Of all the lines in the records below, how many hold the word "proběhne"? Give the number alone.

=-=-=-=-=

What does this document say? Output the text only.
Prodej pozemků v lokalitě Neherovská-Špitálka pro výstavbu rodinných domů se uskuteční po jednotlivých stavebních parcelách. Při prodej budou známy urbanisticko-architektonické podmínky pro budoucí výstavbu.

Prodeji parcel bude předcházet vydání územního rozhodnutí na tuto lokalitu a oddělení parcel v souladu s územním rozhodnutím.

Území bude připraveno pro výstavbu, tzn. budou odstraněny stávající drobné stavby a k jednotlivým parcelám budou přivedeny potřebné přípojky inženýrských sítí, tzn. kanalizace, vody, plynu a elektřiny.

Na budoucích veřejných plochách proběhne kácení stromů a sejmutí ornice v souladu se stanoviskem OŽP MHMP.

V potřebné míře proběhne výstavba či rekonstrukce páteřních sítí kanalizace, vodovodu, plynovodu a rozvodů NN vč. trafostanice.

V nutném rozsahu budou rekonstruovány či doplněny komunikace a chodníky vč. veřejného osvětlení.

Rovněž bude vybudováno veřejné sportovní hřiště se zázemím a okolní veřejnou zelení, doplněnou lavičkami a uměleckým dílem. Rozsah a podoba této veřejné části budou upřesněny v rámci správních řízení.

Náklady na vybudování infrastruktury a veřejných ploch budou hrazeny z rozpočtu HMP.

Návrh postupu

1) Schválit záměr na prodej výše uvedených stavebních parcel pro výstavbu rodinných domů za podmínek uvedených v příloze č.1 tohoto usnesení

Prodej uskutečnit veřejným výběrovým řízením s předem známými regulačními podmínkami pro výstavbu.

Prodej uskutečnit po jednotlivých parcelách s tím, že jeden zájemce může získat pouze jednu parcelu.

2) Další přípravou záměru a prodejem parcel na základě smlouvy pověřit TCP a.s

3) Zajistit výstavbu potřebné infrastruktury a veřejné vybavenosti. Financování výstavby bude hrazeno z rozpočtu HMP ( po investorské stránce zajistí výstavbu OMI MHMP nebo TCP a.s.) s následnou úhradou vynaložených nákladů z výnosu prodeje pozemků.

=-=-=-=-=

• _Problem solution_: 2